Pictures in the records should not be copied, but every other part must be repeated exactly.

** BEGIN Record set **

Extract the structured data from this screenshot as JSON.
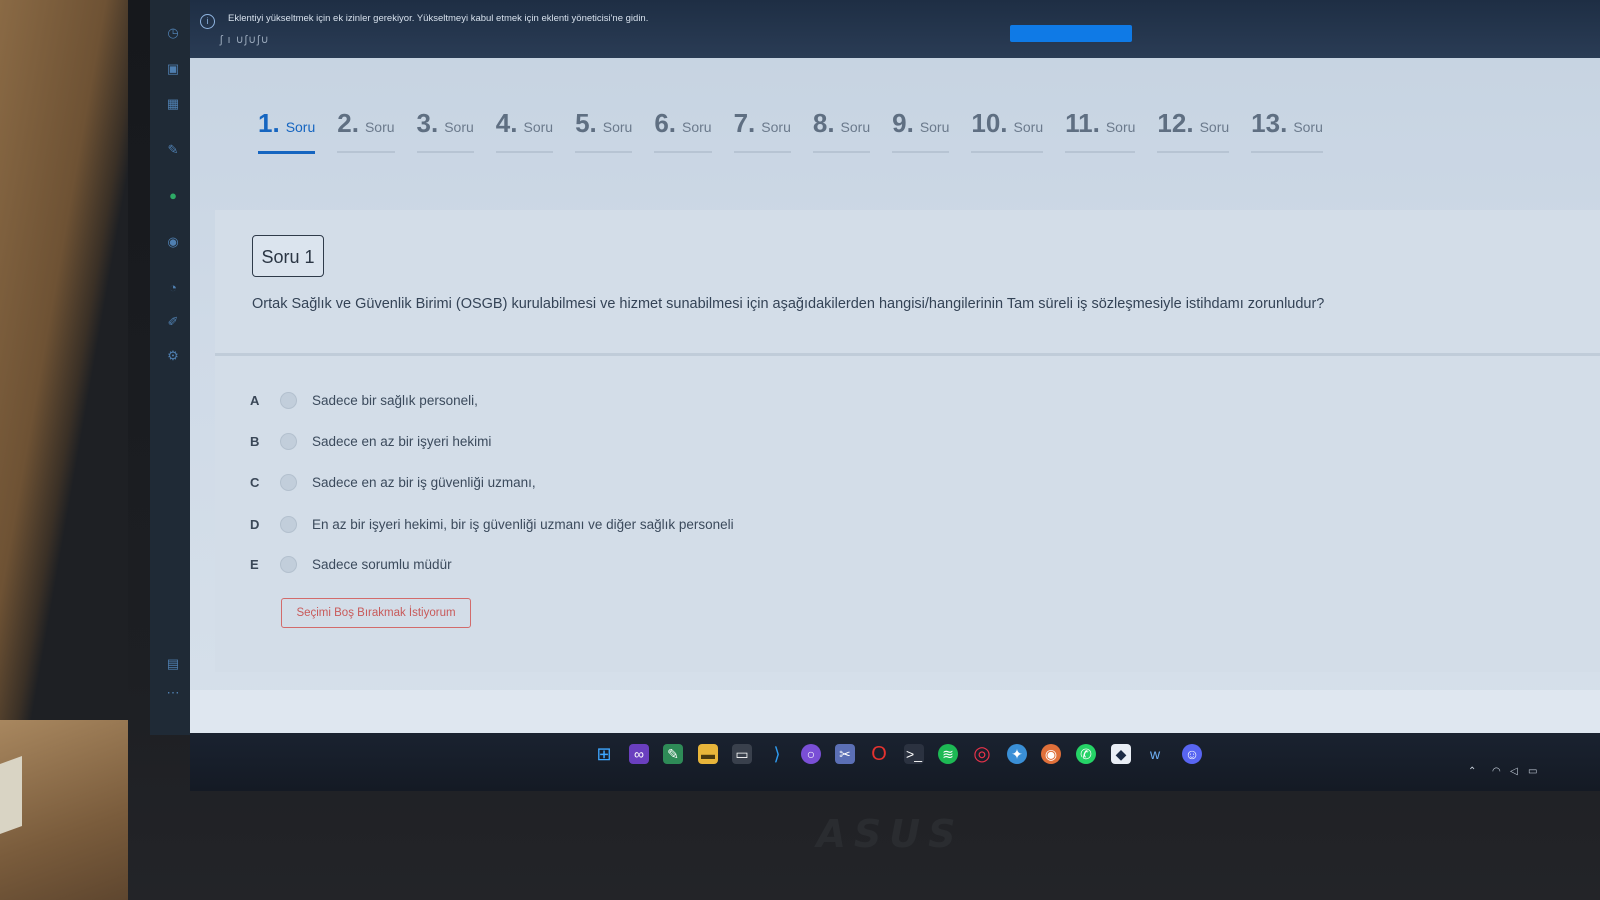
{
  "notification": {
    "text": "Eklentiyi yükseltmek için ek izinler gerekiyor. Yükseltmeyi kabul etmek için eklenti yöneticisi'ne gidin.",
    "sub_text": "ʃ ı ∪ʃ∪ʃ∪"
  },
  "tabs": [
    {
      "num": "1.",
      "label": "Soru",
      "active": true
    },
    {
      "num": "2.",
      "label": "Soru"
    },
    {
      "num": "3.",
      "label": "Soru"
    },
    {
      "num": "4.",
      "label": "Soru"
    },
    {
      "num": "5.",
      "label": "Soru"
    },
    {
      "num": "6.",
      "label": "Soru"
    },
    {
      "num": "7.",
      "label": "Soru"
    },
    {
      "num": "8.",
      "label": "Soru"
    },
    {
      "num": "9.",
      "label": "Soru"
    },
    {
      "num": "10.",
      "label": "Soru"
    },
    {
      "num": "11.",
      "label": "Soru"
    },
    {
      "num": "12.",
      "label": "Soru"
    },
    {
      "num": "13.",
      "label": "Soru"
    }
  ],
  "question": {
    "badge": "Soru 1",
    "text": "Ortak Sağlık ve Güvenlik Birimi (OSGB) kurulabilmesi ve hizmet sunabilmesi için aşağıdakilerden hangisi/hangilerinin Tam süreli iş sözleşmesiyle istihdamı zorunludur?"
  },
  "options": [
    {
      "letter": "A",
      "text": "Sadece bir sağlık personeli,"
    },
    {
      "letter": "B",
      "text": "Sadece en az bir işyeri hekimi"
    },
    {
      "letter": "C",
      "text": "Sadece en az bir iş güvenliği uzmanı,"
    },
    {
      "letter": "D",
      "text": "En az bir işyeri hekimi, bir iş güvenliği uzmanı ve diğer sağlık personeli"
    },
    {
      "letter": "E",
      "text": "Sadece sorumlu müdür"
    }
  ],
  "blank_button": "Seçimi Boş Bırakmak İstiyorum",
  "brand": "ASUS",
  "taskbar_icons": [
    "windows-start-icon",
    "visual-studio-icon",
    "notepad-icon",
    "file-explorer-icon",
    "terminal-window-icon",
    "vscode-icon",
    "github-desktop-icon",
    "snipping-tool-icon",
    "opera-icon",
    "powershell-icon",
    "spotify-icon",
    "opera-gx-icon",
    "browser-icon",
    "chrome-icon",
    "whatsapp-icon",
    "app-icon",
    "word-icon",
    "discord-icon"
  ],
  "colors": {
    "accent": "#1565c0",
    "danger": "#c85a5a",
    "taskbar": "#141a24"
  }
}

** END Record set **

Output below
Extract the structured data from this screenshot as JSON.
{
  "notification": {
    "text": "Eklentiyi yükseltmek için ek izinler gerekiyor. Yükseltmeyi kabul etmek için eklenti yöneticisi'ne gidin.",
    "sub_text": "ʃ ı ∪ʃ∪ʃ∪"
  },
  "tabs": [
    {
      "num": "1.",
      "label": "Soru",
      "active": true
    },
    {
      "num": "2.",
      "label": "Soru"
    },
    {
      "num": "3.",
      "label": "Soru"
    },
    {
      "num": "4.",
      "label": "Soru"
    },
    {
      "num": "5.",
      "label": "Soru"
    },
    {
      "num": "6.",
      "label": "Soru"
    },
    {
      "num": "7.",
      "label": "Soru"
    },
    {
      "num": "8.",
      "label": "Soru"
    },
    {
      "num": "9.",
      "label": "Soru"
    },
    {
      "num": "10.",
      "label": "Soru"
    },
    {
      "num": "11.",
      "label": "Soru"
    },
    {
      "num": "12.",
      "label": "Soru"
    },
    {
      "num": "13.",
      "label": "Soru"
    }
  ],
  "question": {
    "badge": "Soru 1",
    "text": "Ortak Sağlık ve Güvenlik Birimi (OSGB) kurulabilmesi ve hizmet sunabilmesi için aşağıdakilerden hangisi/hangilerinin Tam süreli iş sözleşmesiyle istihdamı zorunludur?"
  },
  "options": [
    {
      "letter": "A",
      "text": "Sadece bir sağlık personeli,"
    },
    {
      "letter": "B",
      "text": "Sadece en az bir işyeri hekimi"
    },
    {
      "letter": "C",
      "text": "Sadece en az bir iş güvenliği uzmanı,"
    },
    {
      "letter": "D",
      "text": "En az bir işyeri hekimi, bir iş güvenliği uzmanı ve diğer sağlık personeli"
    },
    {
      "letter": "E",
      "text": "Sadece sorumlu müdür"
    }
  ],
  "blank_button": "Seçimi Boş Bırakmak İstiyorum",
  "brand": "ASUS",
  "taskbar_icons": [
    "windows-start-icon",
    "visual-studio-icon",
    "notepad-icon",
    "file-explorer-icon",
    "terminal-window-icon",
    "vscode-icon",
    "github-desktop-icon",
    "snipping-tool-icon",
    "opera-icon",
    "powershell-icon",
    "spotify-icon",
    "opera-gx-icon",
    "browser-icon",
    "chrome-icon",
    "whatsapp-icon",
    "app-icon",
    "word-icon",
    "discord-icon"
  ],
  "colors": {
    "accent": "#1565c0",
    "danger": "#c85a5a",
    "taskbar": "#141a24"
  }
}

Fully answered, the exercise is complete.